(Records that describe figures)

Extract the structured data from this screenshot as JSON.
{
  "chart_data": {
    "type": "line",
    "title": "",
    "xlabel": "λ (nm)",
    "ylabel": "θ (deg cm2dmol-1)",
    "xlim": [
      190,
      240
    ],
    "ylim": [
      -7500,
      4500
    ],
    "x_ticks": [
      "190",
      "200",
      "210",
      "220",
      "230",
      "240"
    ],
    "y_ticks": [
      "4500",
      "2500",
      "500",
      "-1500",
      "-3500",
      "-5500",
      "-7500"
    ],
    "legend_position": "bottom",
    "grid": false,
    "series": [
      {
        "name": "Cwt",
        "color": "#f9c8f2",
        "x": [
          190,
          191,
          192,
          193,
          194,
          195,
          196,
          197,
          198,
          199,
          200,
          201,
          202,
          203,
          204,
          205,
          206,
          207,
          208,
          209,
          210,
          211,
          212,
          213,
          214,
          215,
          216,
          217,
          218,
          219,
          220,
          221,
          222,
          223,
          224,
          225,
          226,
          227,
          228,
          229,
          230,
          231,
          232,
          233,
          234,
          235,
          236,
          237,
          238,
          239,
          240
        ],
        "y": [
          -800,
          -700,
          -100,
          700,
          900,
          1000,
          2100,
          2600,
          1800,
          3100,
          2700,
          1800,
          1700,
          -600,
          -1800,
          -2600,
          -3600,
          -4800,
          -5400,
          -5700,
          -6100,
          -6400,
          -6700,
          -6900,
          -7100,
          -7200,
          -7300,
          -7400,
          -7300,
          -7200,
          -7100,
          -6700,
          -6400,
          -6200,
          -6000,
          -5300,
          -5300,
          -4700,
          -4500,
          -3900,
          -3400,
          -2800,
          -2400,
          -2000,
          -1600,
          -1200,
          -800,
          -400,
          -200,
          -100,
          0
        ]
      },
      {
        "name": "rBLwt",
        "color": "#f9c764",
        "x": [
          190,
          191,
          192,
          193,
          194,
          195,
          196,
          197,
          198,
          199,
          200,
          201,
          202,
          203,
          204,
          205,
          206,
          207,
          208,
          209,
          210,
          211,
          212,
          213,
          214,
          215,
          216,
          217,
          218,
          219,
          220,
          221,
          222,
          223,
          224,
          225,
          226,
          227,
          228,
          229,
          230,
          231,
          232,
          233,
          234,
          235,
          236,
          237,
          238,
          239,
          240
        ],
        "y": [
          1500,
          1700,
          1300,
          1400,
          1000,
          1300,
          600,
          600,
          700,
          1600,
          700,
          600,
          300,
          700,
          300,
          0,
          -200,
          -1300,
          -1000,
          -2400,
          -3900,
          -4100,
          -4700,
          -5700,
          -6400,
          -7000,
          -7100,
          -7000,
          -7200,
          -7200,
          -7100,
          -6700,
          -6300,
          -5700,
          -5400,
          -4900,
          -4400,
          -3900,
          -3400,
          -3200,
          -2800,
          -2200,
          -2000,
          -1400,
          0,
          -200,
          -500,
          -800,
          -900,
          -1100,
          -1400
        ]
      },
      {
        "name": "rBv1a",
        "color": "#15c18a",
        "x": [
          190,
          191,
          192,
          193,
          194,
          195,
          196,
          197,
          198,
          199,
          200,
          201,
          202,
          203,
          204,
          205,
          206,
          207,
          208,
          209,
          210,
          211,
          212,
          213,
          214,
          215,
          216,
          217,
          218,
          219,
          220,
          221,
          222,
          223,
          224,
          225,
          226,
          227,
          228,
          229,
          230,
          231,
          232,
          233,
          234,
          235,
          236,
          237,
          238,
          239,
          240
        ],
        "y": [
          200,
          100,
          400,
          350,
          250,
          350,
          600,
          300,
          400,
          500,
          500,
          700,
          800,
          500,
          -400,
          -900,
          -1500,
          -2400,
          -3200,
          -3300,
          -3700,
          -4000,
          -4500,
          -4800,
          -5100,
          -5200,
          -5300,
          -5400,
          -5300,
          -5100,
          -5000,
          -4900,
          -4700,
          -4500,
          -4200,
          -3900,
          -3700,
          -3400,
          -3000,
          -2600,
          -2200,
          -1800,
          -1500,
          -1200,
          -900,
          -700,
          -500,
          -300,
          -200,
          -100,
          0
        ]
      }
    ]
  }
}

Written task: Extract each line holding the word "color" from the records.

The output:
        "color": "#f9c8f2",
        "color": "#f9c764",
        "color": "#15c18a",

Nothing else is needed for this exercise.